Task statement |
Check each line of the data for "colhida" and select those that have it.

Data rows |
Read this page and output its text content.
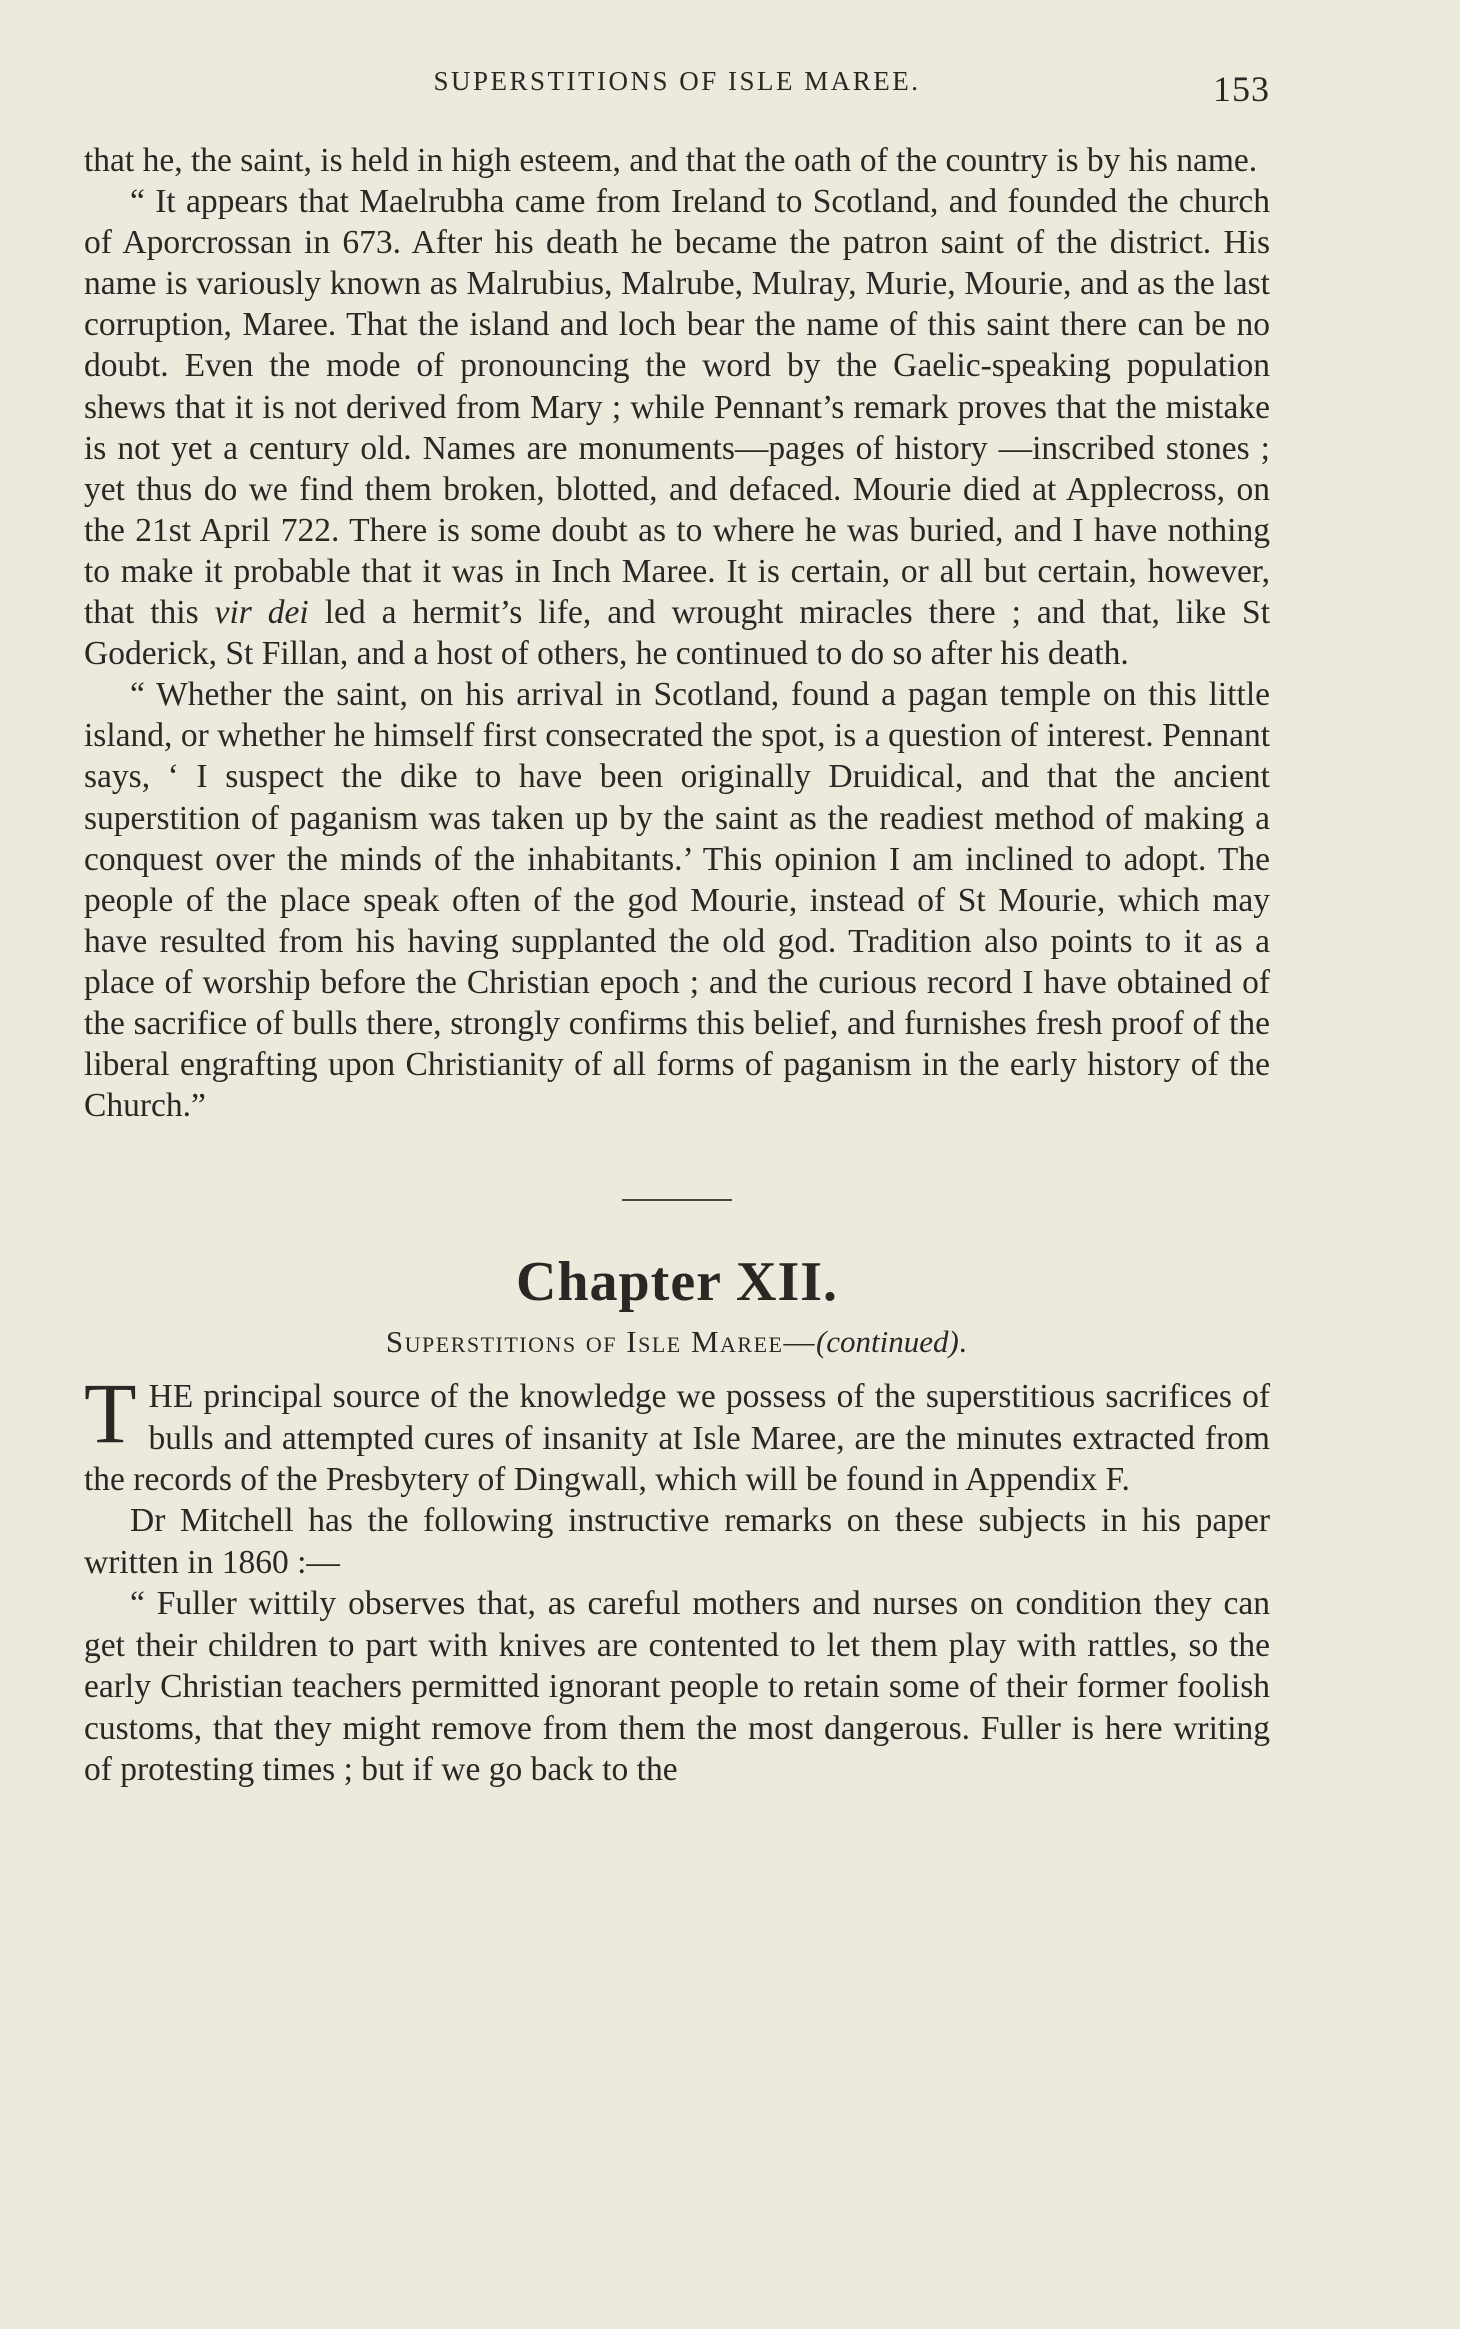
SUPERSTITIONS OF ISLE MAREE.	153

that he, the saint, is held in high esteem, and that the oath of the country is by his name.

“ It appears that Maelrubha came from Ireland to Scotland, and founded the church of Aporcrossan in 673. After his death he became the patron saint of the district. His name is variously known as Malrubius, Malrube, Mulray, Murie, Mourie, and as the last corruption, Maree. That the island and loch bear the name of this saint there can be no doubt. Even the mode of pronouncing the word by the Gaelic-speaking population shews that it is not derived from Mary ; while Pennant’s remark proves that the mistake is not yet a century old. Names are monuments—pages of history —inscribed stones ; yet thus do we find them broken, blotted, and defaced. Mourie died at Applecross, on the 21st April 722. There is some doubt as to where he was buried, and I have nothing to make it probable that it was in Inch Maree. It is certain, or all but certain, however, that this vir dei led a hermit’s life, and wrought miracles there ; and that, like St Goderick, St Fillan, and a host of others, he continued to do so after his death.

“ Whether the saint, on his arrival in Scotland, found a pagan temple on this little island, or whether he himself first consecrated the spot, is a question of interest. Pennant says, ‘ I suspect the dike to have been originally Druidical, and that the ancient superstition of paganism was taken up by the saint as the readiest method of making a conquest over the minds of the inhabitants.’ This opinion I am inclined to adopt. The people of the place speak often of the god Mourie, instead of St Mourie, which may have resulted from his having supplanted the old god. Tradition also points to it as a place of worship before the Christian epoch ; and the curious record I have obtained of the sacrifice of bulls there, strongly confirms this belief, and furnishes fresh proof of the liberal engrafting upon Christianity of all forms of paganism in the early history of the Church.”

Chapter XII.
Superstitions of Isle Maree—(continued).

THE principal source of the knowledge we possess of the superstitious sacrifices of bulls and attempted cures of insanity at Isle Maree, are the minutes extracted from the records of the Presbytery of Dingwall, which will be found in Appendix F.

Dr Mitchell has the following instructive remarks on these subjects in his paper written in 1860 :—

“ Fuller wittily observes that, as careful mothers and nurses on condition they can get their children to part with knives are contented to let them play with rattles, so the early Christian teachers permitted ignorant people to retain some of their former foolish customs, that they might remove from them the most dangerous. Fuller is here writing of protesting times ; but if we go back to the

...

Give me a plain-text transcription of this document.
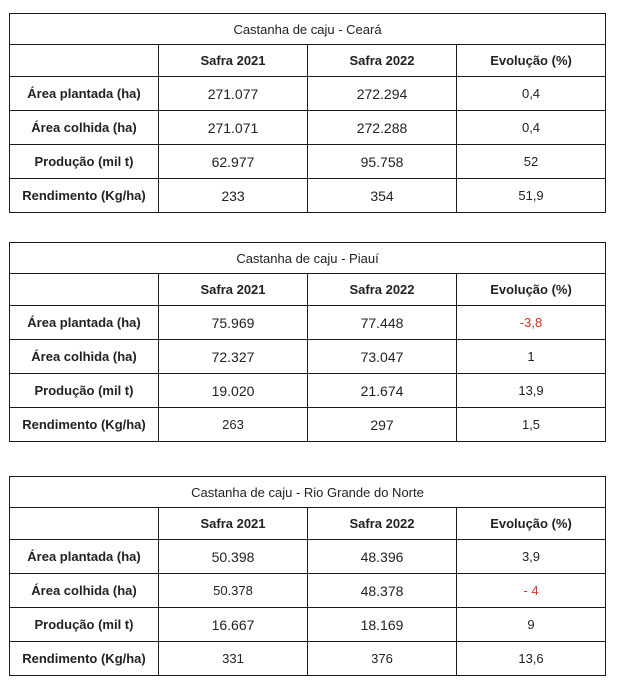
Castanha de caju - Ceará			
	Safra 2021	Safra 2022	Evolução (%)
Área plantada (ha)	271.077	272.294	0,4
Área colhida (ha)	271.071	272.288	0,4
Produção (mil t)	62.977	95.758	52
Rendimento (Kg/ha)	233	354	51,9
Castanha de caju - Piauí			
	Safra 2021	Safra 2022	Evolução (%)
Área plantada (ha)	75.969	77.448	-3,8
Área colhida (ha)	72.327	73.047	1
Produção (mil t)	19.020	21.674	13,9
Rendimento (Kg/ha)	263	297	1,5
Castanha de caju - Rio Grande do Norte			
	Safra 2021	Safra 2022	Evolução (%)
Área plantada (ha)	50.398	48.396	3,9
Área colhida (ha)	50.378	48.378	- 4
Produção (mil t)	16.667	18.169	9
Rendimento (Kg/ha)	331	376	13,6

Expected answer |
Área colhida (ha)	271.071	272.288	0,4
Área colhida (ha)	72.327	73.047	1
Área colhida (ha)	50.378	48.378	- 4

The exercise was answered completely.